## Requirement
Below are some records; reproduce every one of them exactly.

## Materials provided
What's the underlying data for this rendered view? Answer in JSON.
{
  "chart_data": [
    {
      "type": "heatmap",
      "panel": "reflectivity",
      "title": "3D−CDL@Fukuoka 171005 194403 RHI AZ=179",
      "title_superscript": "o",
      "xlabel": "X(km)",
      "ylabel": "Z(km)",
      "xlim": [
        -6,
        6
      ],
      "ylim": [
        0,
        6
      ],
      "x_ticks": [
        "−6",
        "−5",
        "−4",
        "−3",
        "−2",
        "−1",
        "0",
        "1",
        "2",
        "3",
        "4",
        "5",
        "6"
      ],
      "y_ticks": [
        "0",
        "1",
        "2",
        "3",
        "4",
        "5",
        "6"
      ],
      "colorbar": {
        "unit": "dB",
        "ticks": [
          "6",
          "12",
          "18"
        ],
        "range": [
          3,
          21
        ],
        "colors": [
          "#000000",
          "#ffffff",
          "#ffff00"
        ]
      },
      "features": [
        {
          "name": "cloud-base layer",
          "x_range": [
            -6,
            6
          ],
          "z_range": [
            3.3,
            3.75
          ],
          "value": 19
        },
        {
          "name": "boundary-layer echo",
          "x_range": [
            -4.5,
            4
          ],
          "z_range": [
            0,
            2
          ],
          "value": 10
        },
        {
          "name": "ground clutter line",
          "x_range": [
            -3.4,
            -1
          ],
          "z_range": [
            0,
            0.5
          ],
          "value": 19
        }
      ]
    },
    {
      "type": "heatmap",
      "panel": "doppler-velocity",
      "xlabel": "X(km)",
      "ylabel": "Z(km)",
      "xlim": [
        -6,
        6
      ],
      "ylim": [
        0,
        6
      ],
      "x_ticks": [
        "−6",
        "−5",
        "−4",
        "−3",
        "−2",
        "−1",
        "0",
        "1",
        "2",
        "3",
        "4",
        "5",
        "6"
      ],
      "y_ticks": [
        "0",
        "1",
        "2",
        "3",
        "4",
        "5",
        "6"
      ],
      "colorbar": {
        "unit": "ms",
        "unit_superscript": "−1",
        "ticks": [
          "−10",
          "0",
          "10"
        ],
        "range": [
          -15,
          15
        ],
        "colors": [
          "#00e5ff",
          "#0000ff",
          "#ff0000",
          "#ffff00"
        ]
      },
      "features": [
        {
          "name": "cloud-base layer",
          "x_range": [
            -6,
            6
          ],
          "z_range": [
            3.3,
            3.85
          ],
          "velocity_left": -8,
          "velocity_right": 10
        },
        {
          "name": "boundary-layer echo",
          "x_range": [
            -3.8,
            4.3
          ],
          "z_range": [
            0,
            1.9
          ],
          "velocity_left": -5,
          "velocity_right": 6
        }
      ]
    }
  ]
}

## Response below
What's the underlying data for this rendered view? Answer in JSON.
{
  "chart_data": [
    {
      "type": "heatmap",
      "panel": "reflectivity",
      "title": "3D−CDL@Fukuoka 171005 194403 RHI AZ=179",
      "title_superscript": "o",
      "xlabel": "X(km)",
      "ylabel": "Z(km)",
      "xlim": [
        -6,
        6
      ],
      "ylim": [
        0,
        6
      ],
      "x_ticks": [
        "−6",
        "−5",
        "−4",
        "−3",
        "−2",
        "−1",
        "0",
        "1",
        "2",
        "3",
        "4",
        "5",
        "6"
      ],
      "y_ticks": [
        "0",
        "1",
        "2",
        "3",
        "4",
        "5",
        "6"
      ],
      "colorbar": {
        "unit": "dB",
        "ticks": [
          "6",
          "12",
          "18"
        ],
        "range": [
          3,
          21
        ],
        "colors": [
          "#000000",
          "#ffffff",
          "#ffff00"
        ]
      },
      "features": [
        {
          "name": "cloud-base layer",
          "x_range": [
            -6,
            6
          ],
          "z_range": [
            3.3,
            3.75
          ],
          "value": 19
        },
        {
          "name": "boundary-layer echo",
          "x_range": [
            -4.5,
            4
          ],
          "z_range": [
            0,
            2
          ],
          "value": 10
        },
        {
          "name": "ground clutter line",
          "x_range": [
            -3.4,
            -1
          ],
          "z_range": [
            0,
            0.5
          ],
          "value": 19
        }
      ]
    },
    {
      "type": "heatmap",
      "panel": "doppler-velocity",
      "xlabel": "X(km)",
      "ylabel": "Z(km)",
      "xlim": [
        -6,
        6
      ],
      "ylim": [
        0,
        6
      ],
      "x_ticks": [
        "−6",
        "−5",
        "−4",
        "−3",
        "−2",
        "−1",
        "0",
        "1",
        "2",
        "3",
        "4",
        "5",
        "6"
      ],
      "y_ticks": [
        "0",
        "1",
        "2",
        "3",
        "4",
        "5",
        "6"
      ],
      "colorbar": {
        "unit": "ms",
        "unit_superscript": "−1",
        "ticks": [
          "−10",
          "0",
          "10"
        ],
        "range": [
          -15,
          15
        ],
        "colors": [
          "#00e5ff",
          "#0000ff",
          "#ff0000",
          "#ffff00"
        ]
      },
      "features": [
        {
          "name": "cloud-base layer",
          "x_range": [
            -6,
            6
          ],
          "z_range": [
            3.3,
            3.85
          ],
          "velocity_left": -8,
          "velocity_right": 10
        },
        {
          "name": "boundary-layer echo",
          "x_range": [
            -3.8,
            4.3
          ],
          "z_range": [
            0,
            1.9
          ],
          "velocity_left": -5,
          "velocity_right": 6
        }
      ]
    }
  ]
}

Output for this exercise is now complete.